Texto em estudo>
-*-
Conciliando a vida de empresária, como proprietária de uma pousada, ela sempre marcava presença em qualquer atividade política, cultural e social da cidade. Por não se furtar em emitir opinião sobre qualquer tema, ganhou muitos amigos e também desafetos.
Durante 40 anos ela trabalhou na Casa Veiga, o estabelecimento comercial mais importante da ex-capital goiana em décadas. A partir daí foi ampliando sua rede de relacionamentos, quando foi convidada a ser a guardiã das igrejas da cidade de Goiás pela Fundação Nacional Pró-Memória, precursora do Instituto Nacional do Patrimônio Histórico e Artístico Nacional (Iphan), tornando-se funcionária pública federal.
Mesmo aposentada compulsoriamente continuou dedicada aos bens patrimoniais de Goiás. Nos anos de 1960 teve um papel fundamental na criação do Museu de Arte Sacra da Boa Morte, instituição que reúne obras do escultor Veiga Valle e da qual foi a única diretora até 2019, quando foi exonerada. Incansável, percorria gabinetes de políticos pedindo ações e doações para a manutenção da história da antiga capital goiana, como a restauração de muitas das igrejas centenárias locais. “A cidade de Goiás é a filha que eu não tive”, costumava dizer.
Entre 1951 e 1956, Antolinda Borges atuou nas missões dominicanas às margens do Rio Araguaia e se vinculou às obras sociais da Diocese de Goiás para nunca mais sair. Ela foi uma das principais articuladoras do Movimento Pró-Cidade de Goiás que culminou na conquista do título de Patrimônio Histórico e Cultural da Humanidade, concedido em 2001 pela Unesco. Logo após, na virada do ano, quando Vila Boa foi duramente agredida por uma enchente, esteve à frente do projeto para a recuperação da cidade, ao lado de outras personalidades locais.
Ao longo dos anos, o nome de Tia Tó esteve presente em atas oficiais de diversas instituições da cidade de Goiás, como o Museu Casa de Coralina, a Fundação Frei Simão Dorvi, o Hospital de Caridade Dom Pedro de Alcântara, a Organização Vilaboense de Artes e Tradições (Ovat), o Gabinete Literário e muitas outras. Entre as inúmeras homenagens que recebeu estão a Medalha Veiga Valle e a Ordem do Mérito Anhanguera, honraria concedida pelo governo de Goiás.
Há mais de 50 anos amiga de Tia Tó, Marlene Velasco conta que ela citava a dupla como “a tampa e o balaio”. Juntas, levantaram bandeiras, provocaram debates e brigaram pelos pormenores vilaboenses. “Ela dedicou a sua vida à cidade de Goiás”, afirma Marlene, que é diretora do Museu Casa de Cora. Foi ela quem acompanhou Tia Tó ao hospital em Goiânia e esteve ao seu lado até que o estado de saúde se agravou. O cantor Marcelo Barra disse ao POPULAR que tem profunda gratidão por Antolinda Borges. “Ela é a cara de Goiás. Tudo tinha que passar por ela. E sempre brigou por mim.”
-*-
Tarefas do exercício>
**1.** Reescreva em forma de lista, mais breve, o parágrafo do texto em estudo que começa com "Ao longo dos anos", mantendo seus fatos principais.
**2.** Segundo o texto em estudo, durante quantos anos ela trabalhou na Casa Veiga?
**3.** Reproduza o trecho do texto em estudo entre "Ao longo dos" e "governo de Goiás.", inclusive.

Material de estudo>
-*-
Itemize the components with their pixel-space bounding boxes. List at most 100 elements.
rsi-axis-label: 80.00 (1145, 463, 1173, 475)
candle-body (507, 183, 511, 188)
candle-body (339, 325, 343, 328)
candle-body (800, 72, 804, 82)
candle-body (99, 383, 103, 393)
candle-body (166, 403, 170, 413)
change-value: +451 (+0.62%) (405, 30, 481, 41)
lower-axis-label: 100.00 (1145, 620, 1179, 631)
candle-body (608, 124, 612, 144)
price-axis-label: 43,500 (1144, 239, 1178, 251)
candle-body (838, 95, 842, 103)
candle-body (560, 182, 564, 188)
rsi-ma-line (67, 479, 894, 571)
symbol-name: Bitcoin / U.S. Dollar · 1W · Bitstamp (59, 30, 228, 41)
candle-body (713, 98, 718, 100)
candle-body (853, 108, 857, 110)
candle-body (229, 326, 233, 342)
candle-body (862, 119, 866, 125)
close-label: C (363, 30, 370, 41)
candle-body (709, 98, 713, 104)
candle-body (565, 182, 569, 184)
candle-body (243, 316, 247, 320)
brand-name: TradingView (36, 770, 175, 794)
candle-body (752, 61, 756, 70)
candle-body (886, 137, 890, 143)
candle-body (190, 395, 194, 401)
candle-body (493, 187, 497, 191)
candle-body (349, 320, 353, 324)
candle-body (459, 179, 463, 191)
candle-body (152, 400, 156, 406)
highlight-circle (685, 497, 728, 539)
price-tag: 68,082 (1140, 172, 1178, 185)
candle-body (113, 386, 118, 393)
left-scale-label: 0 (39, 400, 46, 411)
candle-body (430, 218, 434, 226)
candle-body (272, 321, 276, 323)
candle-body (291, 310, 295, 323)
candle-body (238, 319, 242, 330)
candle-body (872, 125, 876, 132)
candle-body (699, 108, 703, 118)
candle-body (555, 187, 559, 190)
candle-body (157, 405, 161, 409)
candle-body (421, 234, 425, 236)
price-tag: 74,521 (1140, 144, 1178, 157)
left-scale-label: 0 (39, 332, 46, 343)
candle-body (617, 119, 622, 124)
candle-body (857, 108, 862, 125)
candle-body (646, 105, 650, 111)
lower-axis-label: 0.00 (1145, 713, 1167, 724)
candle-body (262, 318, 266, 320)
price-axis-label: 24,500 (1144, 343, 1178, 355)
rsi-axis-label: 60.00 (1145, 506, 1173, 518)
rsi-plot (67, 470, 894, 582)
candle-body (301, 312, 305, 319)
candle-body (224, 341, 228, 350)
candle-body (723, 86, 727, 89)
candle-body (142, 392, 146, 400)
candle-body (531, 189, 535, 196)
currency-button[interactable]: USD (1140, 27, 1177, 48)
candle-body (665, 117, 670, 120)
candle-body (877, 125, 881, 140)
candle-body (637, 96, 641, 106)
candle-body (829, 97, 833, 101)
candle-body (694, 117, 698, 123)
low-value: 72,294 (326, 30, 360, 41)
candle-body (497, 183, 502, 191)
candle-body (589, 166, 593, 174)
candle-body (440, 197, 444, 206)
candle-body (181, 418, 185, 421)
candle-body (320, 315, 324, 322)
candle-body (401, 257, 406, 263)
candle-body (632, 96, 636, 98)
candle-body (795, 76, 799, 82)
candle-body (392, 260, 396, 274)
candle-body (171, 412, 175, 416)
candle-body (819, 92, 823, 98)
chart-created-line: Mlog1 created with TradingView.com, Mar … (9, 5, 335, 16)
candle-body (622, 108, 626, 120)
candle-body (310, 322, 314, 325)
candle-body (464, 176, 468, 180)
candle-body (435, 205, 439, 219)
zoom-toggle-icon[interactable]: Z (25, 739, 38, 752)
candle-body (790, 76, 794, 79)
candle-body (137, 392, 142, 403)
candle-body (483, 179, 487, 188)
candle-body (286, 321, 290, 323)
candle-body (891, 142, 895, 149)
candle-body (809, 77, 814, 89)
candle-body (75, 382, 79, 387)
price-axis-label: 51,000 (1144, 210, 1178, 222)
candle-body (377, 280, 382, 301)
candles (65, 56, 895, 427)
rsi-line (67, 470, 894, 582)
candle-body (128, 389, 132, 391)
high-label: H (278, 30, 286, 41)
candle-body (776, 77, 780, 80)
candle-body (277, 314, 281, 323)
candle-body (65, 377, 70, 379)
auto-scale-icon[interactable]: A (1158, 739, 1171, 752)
-*-
Resultados do exercício>
**1.**
- O nome de Tia Tó constou em atas oficiais de várias instituições da cidade de Goiás, como o Museu Casa de Coralina, a Fundação Frei Simão Dorvi, o Hospital de Caridade Dom Pedro de Alcântara, a Ovat e o Gabinete Literário.
- Entre as homenagens que recebeu estão a Medalha Veiga Valle e a Ordem do Mérito Anhanguera, concedida pelo governo de Goiás.

**2.** Durante 40 anos.

**3.**
Ao longo dos anos, o nome de Tia Tó esteve presente em atas oficiais de diversas instituições da cidade de Goiás, como o Museu Casa de Coralina, a Fundação Frei Simão Dorvi, o Hospital de Caridade Dom Pedro de Alcântara, a Organização Vilaboense de Artes e Tradições (Ovat), o Gabinete Literário e muitas outras. Entre as inúmeras homenagens que recebeu estão a Medalha Veiga Valle e a Ordem do Mérito Anhanguera, honraria concedida pelo governo de Goiás.